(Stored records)
_____

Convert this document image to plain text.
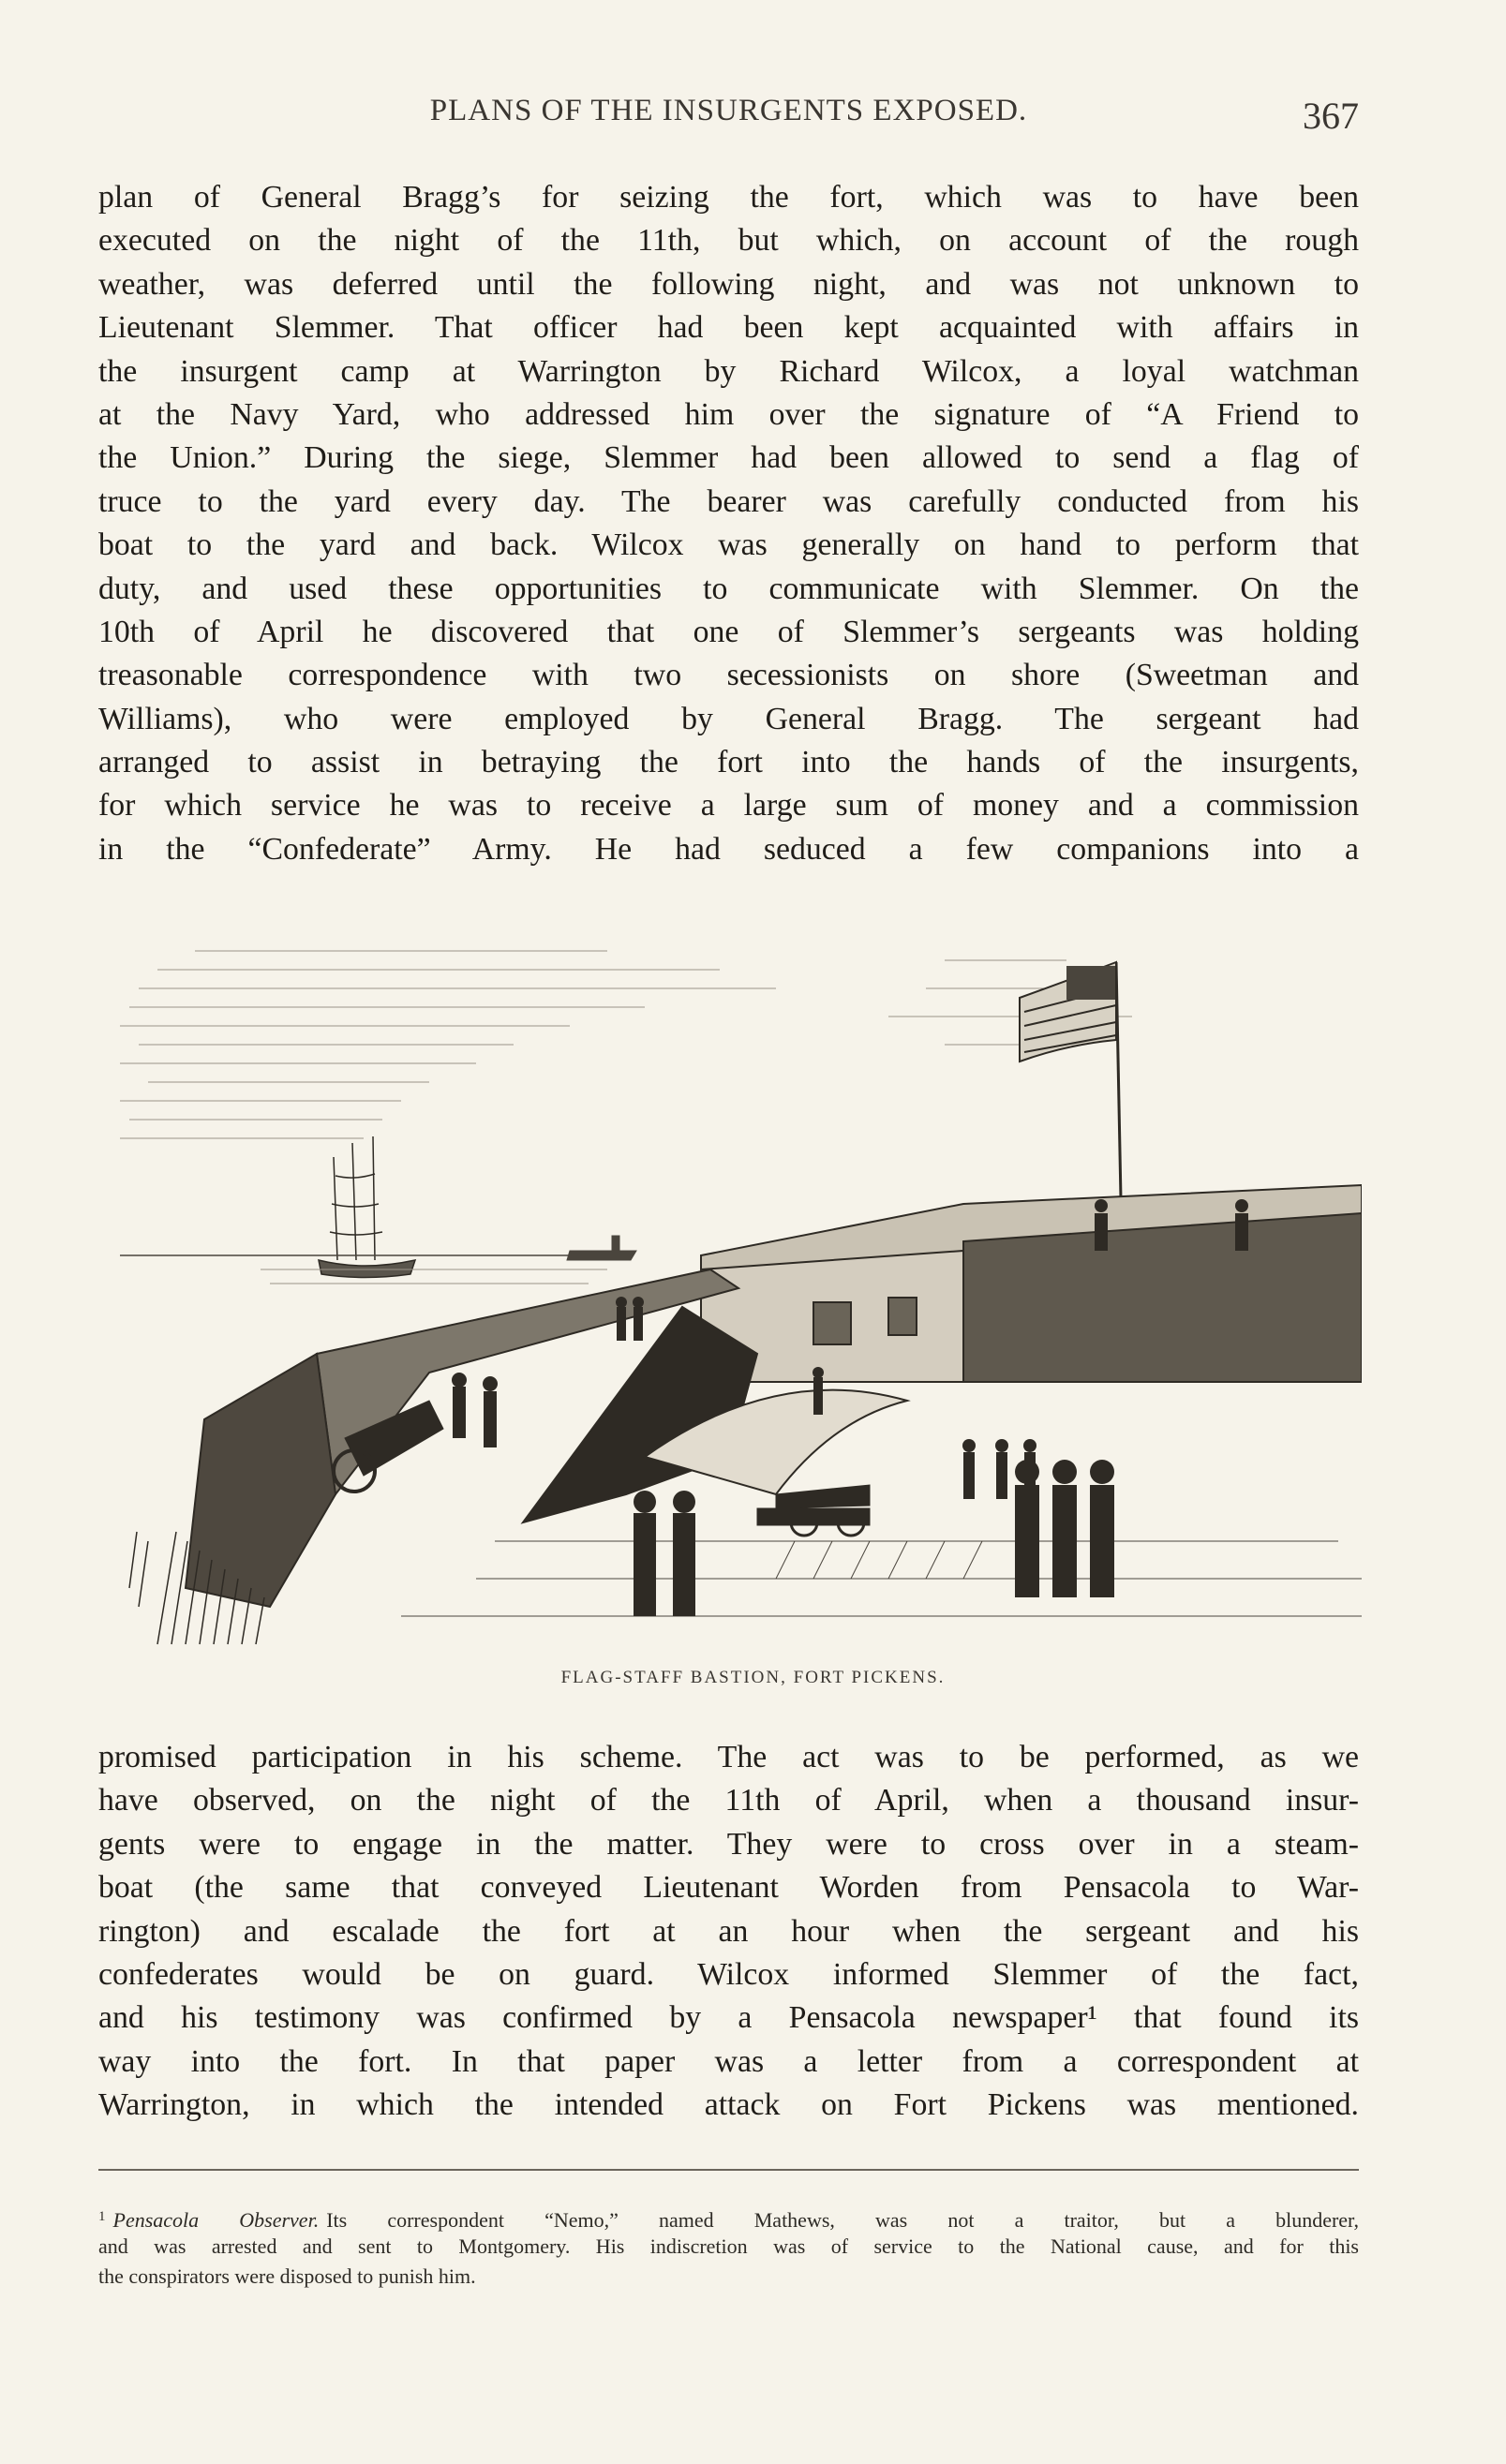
PLANS OF THE INSURGENTS EXPOSED.	367
plan of General Bragg’s for seizing the fort, which was to have been
executed on the night of the 11th, but which, on account of the rough
weather, was deferred until the following night, and was not unknown to
Lieutenant Slemmer. That officer had been kept acquainted with affairs in
the insurgent camp at Warrington by Richard Wilcox, a loyal watchman
at the Navy Yard, who addressed him over the signature of “A Friend to
the Union.” During the siege, Slemmer had been allowed to send a flag of
truce to the yard every day. The bearer was carefully conducted from his
boat to the yard and back. Wilcox was generally on hand to perform that
duty, and used these opportunities to communicate with Slemmer. On the
10th of April he discovered that one of Slemmer’s sergeants was holding
treasonable correspondence with two secessionists on shore (Sweetman and
Williams), who were employed by General Bragg. The sergeant had
arranged to assist in betraying the fort into the hands of the insurgents,
for which service he was to receive a large sum of money and a commission
in the “Confederate” Army. He had seduced a few companions into a
FLAG-STAFF BASTION, FORT PICKENS.
promised participation in his scheme. The act was to be performed, as we
have observed, on the night of the 11th of April, when a thousand insur-
gents were to engage in the matter. They were to cross over in a steam-
boat (the same that conveyed Lieutenant Worden from Pensacola to War-
rington) and escalade the fort at an hour when the sergeant and his
confederates would be on guard. Wilcox informed Slemmer of the fact,
and his testimony was confirmed by a Pensacola newspaper¹ that found its
way into the fort. In that paper was a letter from a correspondent at
Warrington, in which the intended attack on Fort Pickens was mentioned.
$^1$ Pensacola Observer. Its correspondent “Nemo,” named Mathews, was not a traitor, but a blunderer,
and was arrested and sent to Montgomery. His indiscretion was of service to the National cause, and for this
the conspirators were disposed to punish him.
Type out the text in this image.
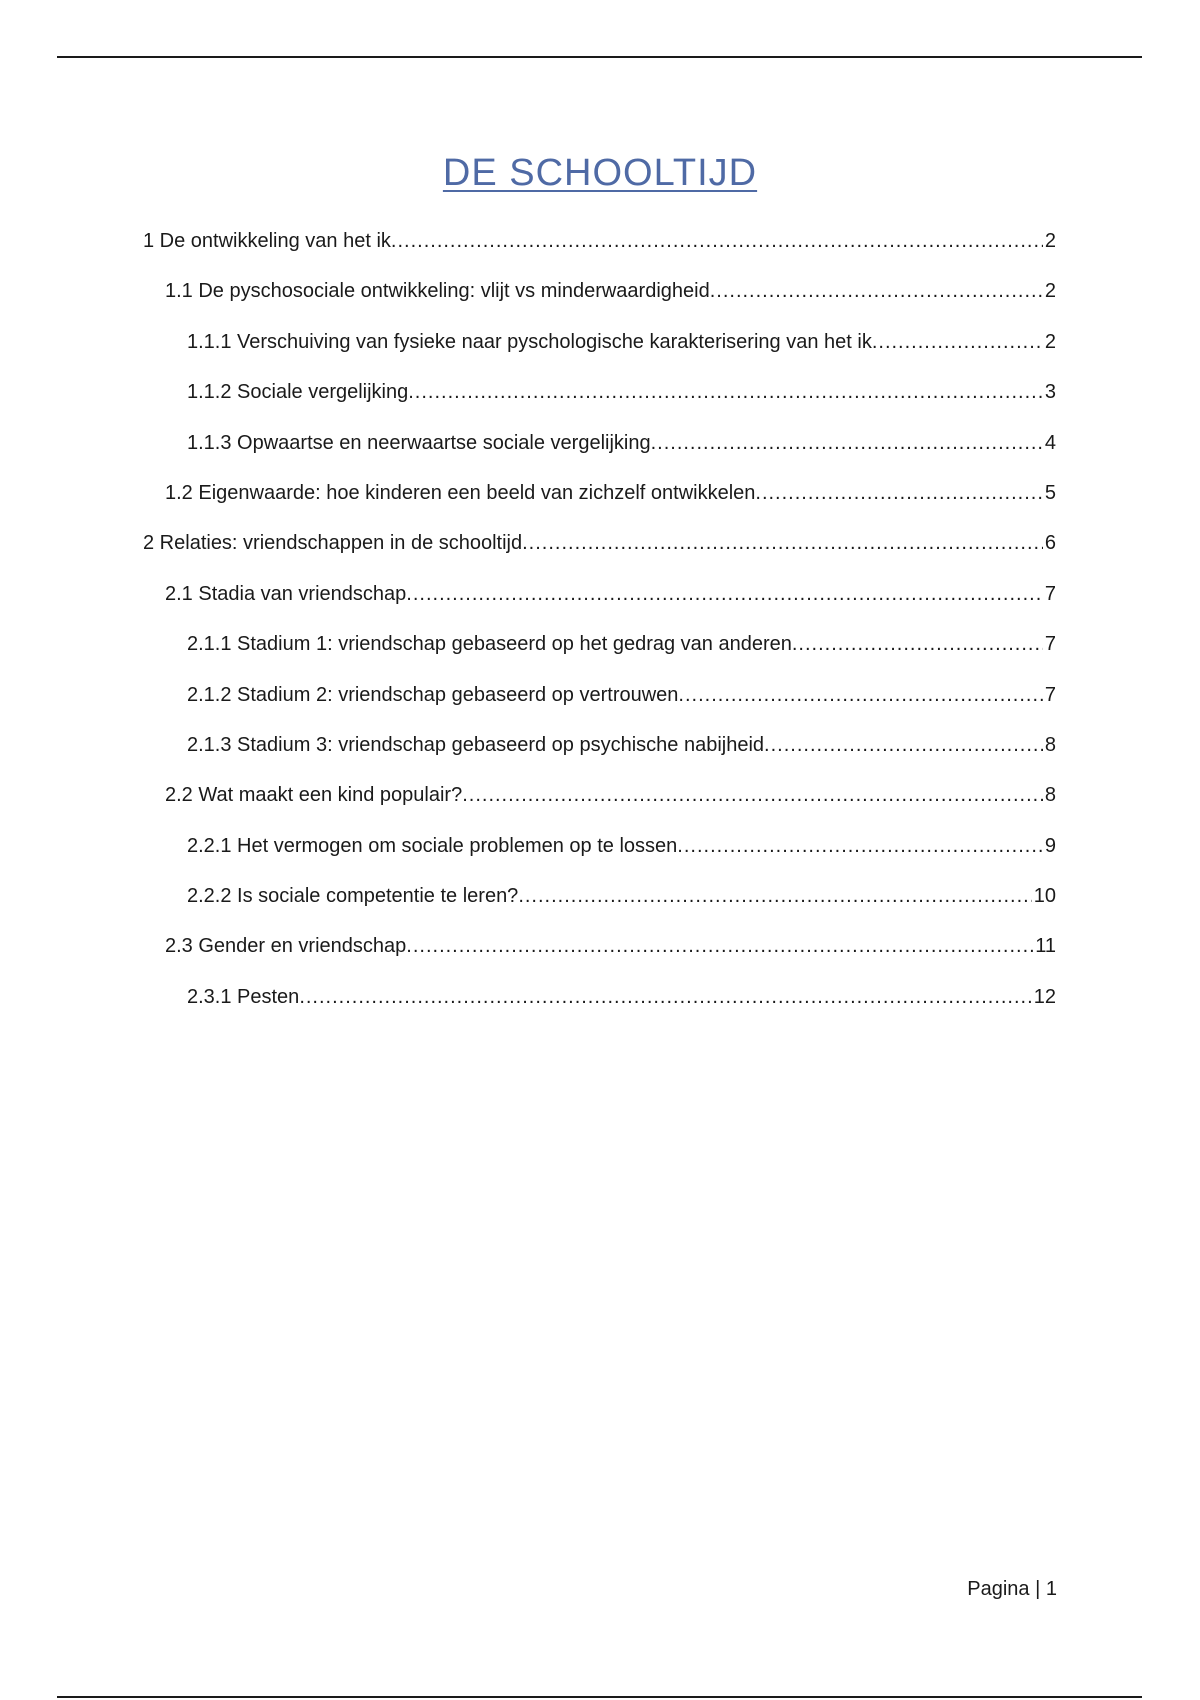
DE SCHOOLTIJD
1 De ontwikkeling van het ik .....	2
1.1 De pyschosociale ontwikkeling: vlijt vs minderwaardigheid .....	2
1.1.1 Verschuiving van fysieke naar pyschologische karakterisering van het ik .....	2
1.1.2 Sociale vergelijking .....	3
1.1.3 Opwaartse en neerwaartse sociale vergelijking .....	4
1.2 Eigenwaarde: hoe kinderen een beeld van zichzelf ontwikkelen .....	5
2 Relaties: vriendschappen in de schooltijd .....	6
2.1 Stadia van vriendschap .....	7
2.1.1 Stadium 1: vriendschap gebaseerd op het gedrag van anderen .....	7
2.1.2 Stadium 2: vriendschap gebaseerd op vertrouwen .....	7
2.1.3 Stadium 3: vriendschap gebaseerd op psychische nabijheid .....	8
2.2 Wat maakt een kind populair? .....	8
2.2.1 Het vermogen om sociale problemen op te lossen .....	9
2.2.2 Is sociale competentie te leren? .....	10
2.3 Gender en vriendschap .....	11
2.3.1 Pesten .....	12
Pagina | 1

_____

__PROBLEM TO WORK ON__: Check each line of the records for the string "with" and state how many lines contain it. Give only the number.

__RESULT OF THE TASK__: 3